* **BRIEF**: From the entries below, copy out every line with "follows" in it.
╔══
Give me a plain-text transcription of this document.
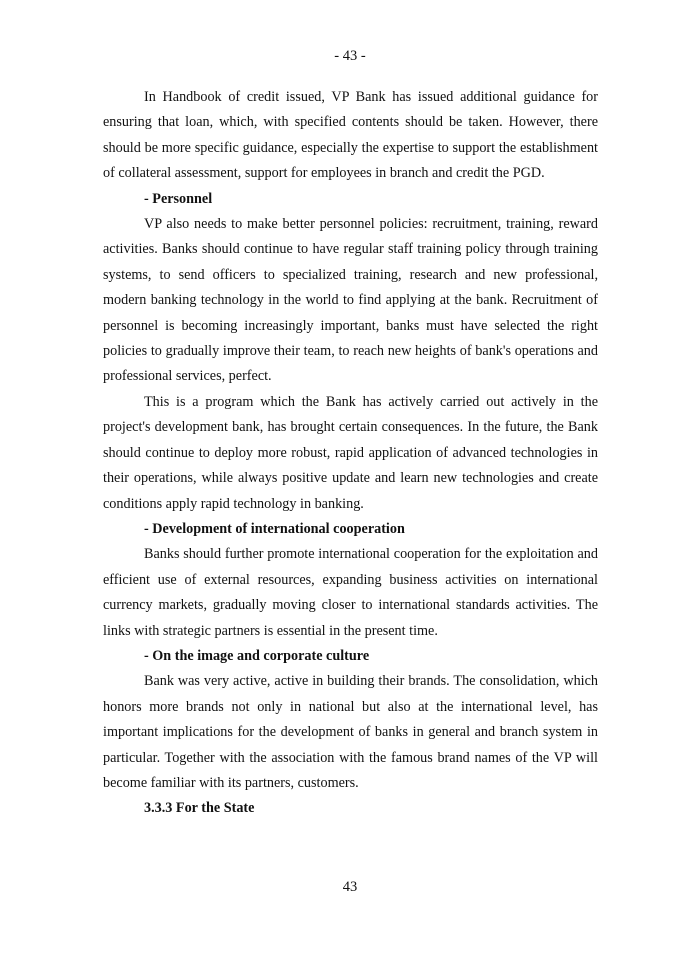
- 43 -

In Handbook of credit issued, VP Bank has issued additional guidance for ensuring that loan, which, with specified contents should be taken. However, there should be more specific guidance, especially the expertise to support the establishment of collateral assessment, support for employees in branch and credit the PGD.

- Personnel

VP also needs to make better personnel policies: recruitment, training, reward activities. Banks should continue to have regular staff training policy through training systems, to send officers to specialized training, research and new professional, modern banking technology in the world to find applying at the bank. Recruitment of personnel is becoming increasingly important, banks must have selected the right policies to gradually improve their team, to reach new heights of bank's operations and professional services, perfect.

This is a program which the Bank has actively carried out actively in the project's development bank, has brought certain consequences. In the future, the Bank should continue to deploy more robust, rapid application of advanced technologies in their operations, while always positive update and learn new technologies and create conditions apply rapid technology in banking.

- Development of international cooperation

Banks should further promote international cooperation for the exploitation and efficient use of external resources, expanding business activities on international currency markets, gradually moving closer to international standards activities. The links with strategic partners is essential in the present time.

- On the image and corporate culture

Bank was very active, active in building their brands. The consolidation, which honors more brands not only in national but also at the international level, has important implications for the development of banks in general and branch system in particular. Together with the association with the famous brand names of the VP will become familiar with its partners, customers.

3.3.3 For the State

43
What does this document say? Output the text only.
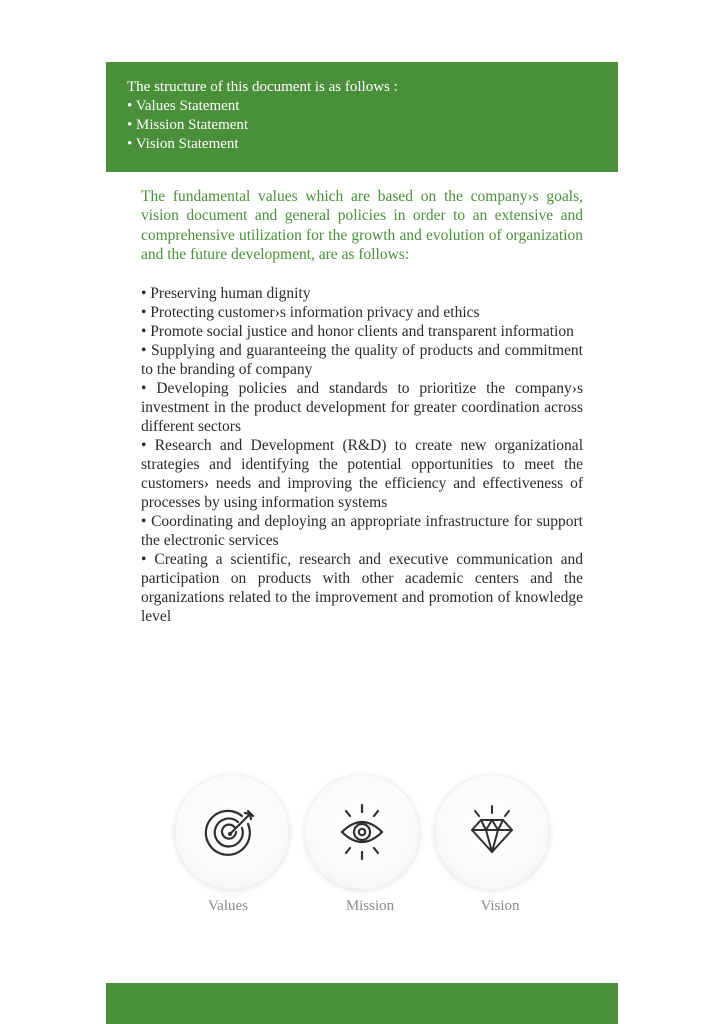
The structure of this document is as follows :
• Values Statement
• Mission Statement
• Vision Statement
The fundamental values which are based on the company›s goals, vision document and general policies in order to an extensive and comprehensive utilization for the growth and evolution of organization and the future development, are as follows:
• Preserving human dignity
• Protecting customer›s information privacy and ethics
• Promote social justice and honor clients and transparent information
• Supplying and guaranteeing the quality of products and commitment to the branding of company
• Developing policies and standards to prioritize the company›s investment in the product development for greater coordination across different sectors
• Research and Development (R&D) to create new organizational strategies and identifying the potential opportunities to meet the customers› needs and improving the efficiency and effectiveness of processes by using information systems
• Coordinating and deploying an appropriate infrastructure for support the electronic services
• Creating a scientific, research and executive communication and participation on products with other academic centers and the organizations related to the improvement and promotion of knowledge level
Values	Mission	Vision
╚══
* **RESULT BELOW**:
The structure of this document is as follows :
The fundamental values which are based on the company›s goals, vision document and general policies in order to an extensive and comprehensive utilization for the growth and evolution of organization and the future development, are as follows:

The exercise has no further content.